— START —

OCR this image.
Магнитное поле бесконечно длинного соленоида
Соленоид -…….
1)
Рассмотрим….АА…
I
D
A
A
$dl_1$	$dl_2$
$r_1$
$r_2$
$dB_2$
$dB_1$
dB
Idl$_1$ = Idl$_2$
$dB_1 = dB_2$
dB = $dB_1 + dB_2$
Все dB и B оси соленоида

— END —
— START —

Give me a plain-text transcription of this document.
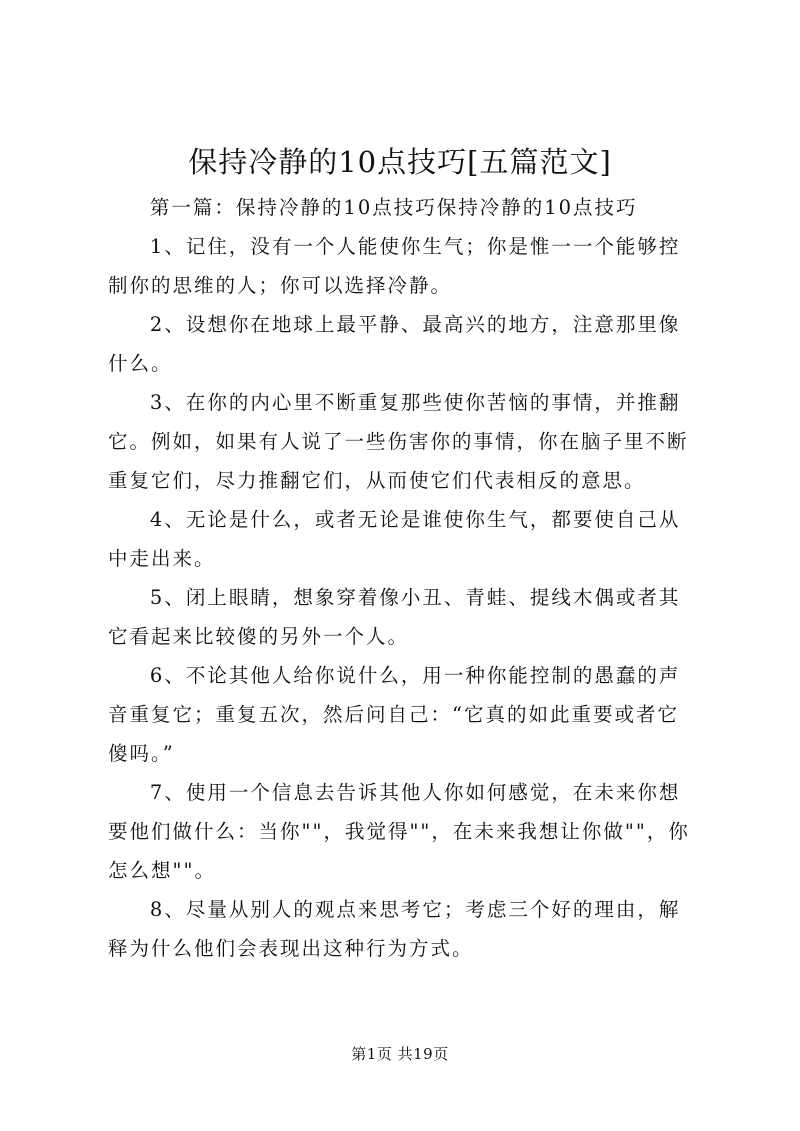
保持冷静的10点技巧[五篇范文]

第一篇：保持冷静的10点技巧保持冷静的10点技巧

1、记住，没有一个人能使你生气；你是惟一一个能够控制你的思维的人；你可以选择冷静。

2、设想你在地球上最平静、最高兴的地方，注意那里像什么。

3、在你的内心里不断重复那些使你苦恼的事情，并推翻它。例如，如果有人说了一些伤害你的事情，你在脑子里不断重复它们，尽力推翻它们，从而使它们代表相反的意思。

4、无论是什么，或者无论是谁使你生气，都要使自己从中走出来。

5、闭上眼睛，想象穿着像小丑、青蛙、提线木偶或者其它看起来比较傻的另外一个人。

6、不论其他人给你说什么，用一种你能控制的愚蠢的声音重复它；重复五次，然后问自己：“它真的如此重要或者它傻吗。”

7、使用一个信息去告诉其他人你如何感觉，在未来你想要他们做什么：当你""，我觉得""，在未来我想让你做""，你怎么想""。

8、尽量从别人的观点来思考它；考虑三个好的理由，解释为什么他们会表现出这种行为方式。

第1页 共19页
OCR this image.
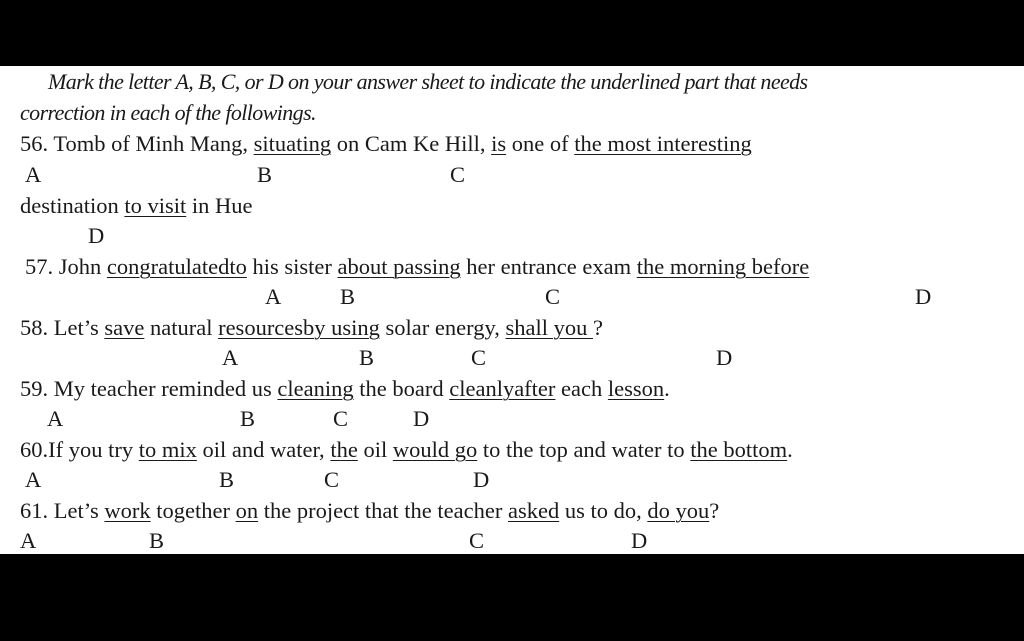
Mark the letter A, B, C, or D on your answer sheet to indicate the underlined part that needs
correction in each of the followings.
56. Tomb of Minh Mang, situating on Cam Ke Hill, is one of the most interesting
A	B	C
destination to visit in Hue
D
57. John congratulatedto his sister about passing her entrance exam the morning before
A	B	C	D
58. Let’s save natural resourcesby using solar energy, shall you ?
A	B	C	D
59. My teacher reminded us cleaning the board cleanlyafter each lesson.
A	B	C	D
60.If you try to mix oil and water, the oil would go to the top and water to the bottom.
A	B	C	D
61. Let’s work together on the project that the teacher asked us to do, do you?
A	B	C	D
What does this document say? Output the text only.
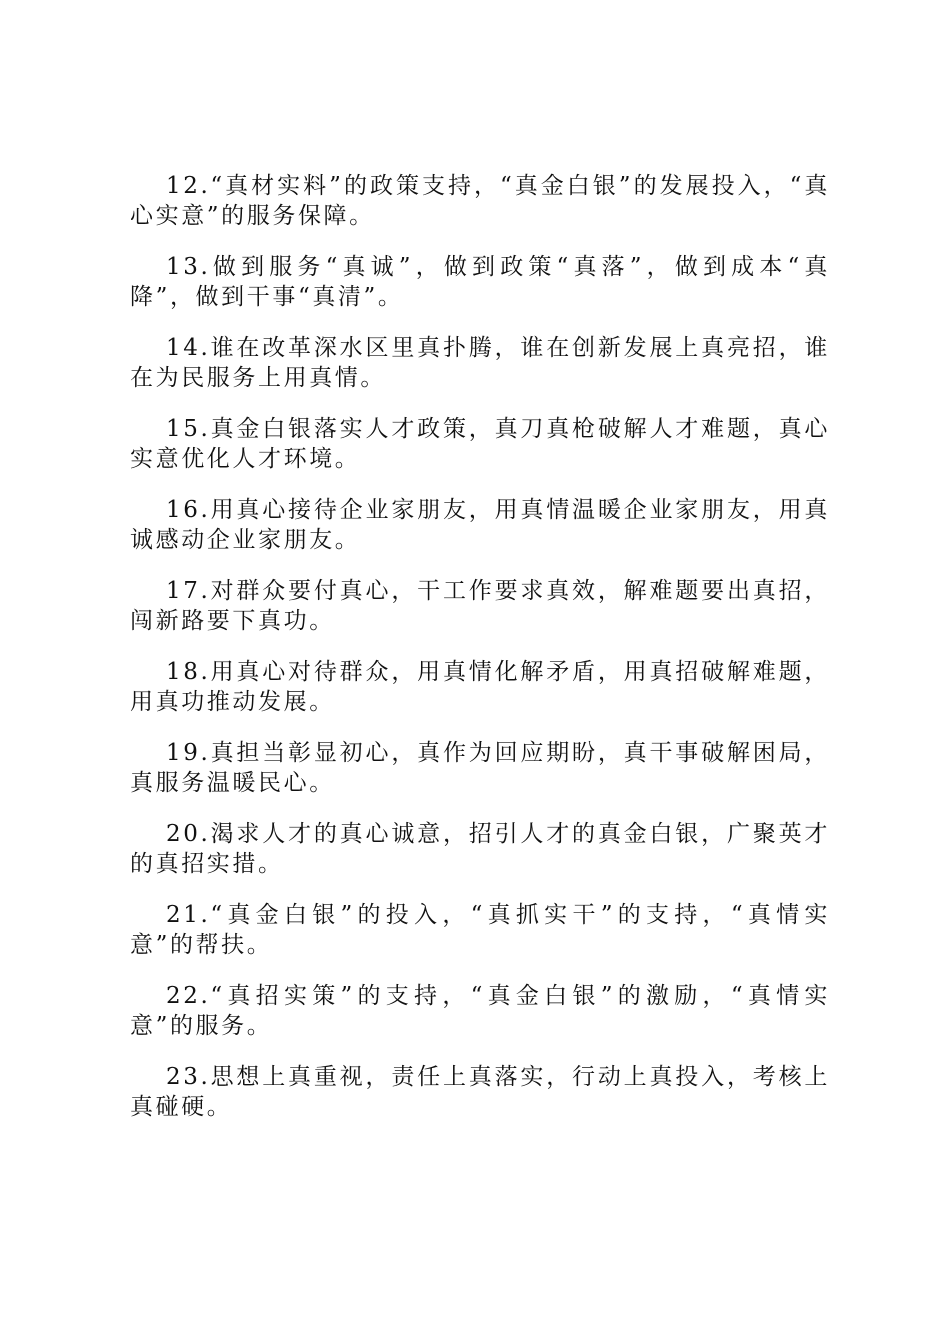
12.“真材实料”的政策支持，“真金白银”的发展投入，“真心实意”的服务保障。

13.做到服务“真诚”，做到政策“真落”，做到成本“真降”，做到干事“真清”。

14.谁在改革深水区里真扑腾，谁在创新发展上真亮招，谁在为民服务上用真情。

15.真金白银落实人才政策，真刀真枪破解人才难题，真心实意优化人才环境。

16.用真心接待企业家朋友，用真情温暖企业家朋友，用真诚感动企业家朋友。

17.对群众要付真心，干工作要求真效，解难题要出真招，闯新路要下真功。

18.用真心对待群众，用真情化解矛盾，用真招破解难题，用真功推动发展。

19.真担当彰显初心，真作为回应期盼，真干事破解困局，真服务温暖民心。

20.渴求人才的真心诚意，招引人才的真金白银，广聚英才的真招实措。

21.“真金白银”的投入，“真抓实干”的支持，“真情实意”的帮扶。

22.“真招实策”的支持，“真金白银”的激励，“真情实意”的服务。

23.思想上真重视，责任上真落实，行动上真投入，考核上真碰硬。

— END —
— START —

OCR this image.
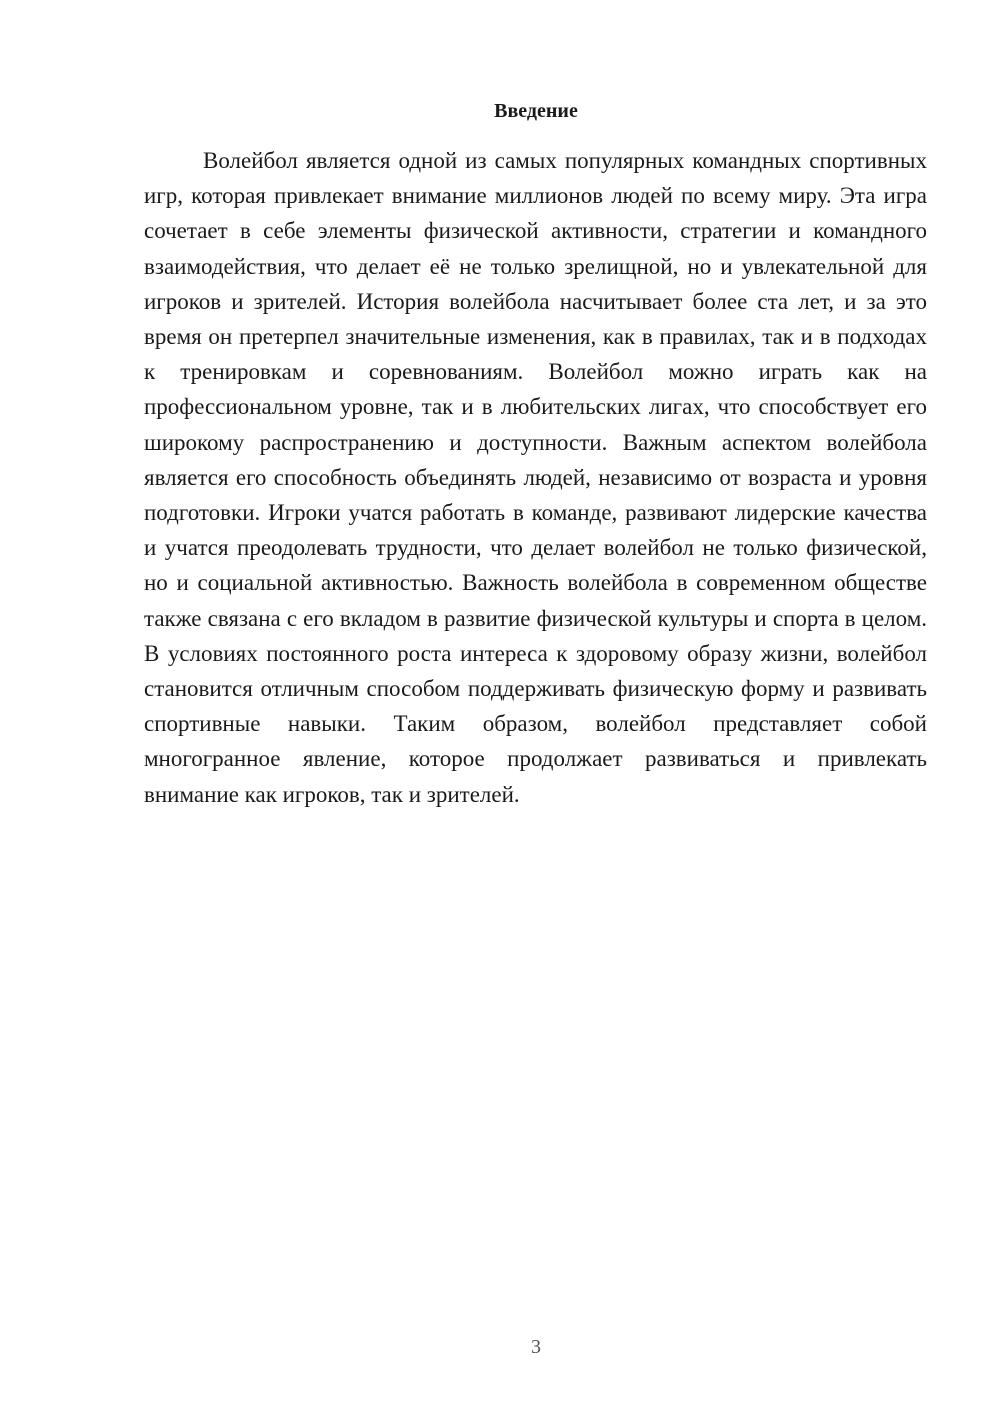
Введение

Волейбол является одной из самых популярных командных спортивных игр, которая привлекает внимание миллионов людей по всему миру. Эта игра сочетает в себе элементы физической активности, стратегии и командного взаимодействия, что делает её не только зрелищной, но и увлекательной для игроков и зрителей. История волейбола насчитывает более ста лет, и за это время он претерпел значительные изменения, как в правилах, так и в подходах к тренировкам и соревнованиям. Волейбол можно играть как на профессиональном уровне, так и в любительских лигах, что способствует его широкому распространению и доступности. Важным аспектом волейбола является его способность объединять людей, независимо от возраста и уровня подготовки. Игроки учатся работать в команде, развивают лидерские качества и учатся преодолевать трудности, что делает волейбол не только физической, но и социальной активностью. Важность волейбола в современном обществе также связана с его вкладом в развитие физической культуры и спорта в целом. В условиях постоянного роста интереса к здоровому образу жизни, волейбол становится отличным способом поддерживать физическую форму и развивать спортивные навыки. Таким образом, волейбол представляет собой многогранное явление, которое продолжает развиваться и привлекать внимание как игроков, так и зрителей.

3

— END —

**Directive**
Which lines hold the word "that"? Copy every one of them.

**Full solution**
Mark the letter A, B, C, or D on your answer sheet to indicate the underlined part that needs
61. Let’s work together on the project that the teacher asked us to do, do you?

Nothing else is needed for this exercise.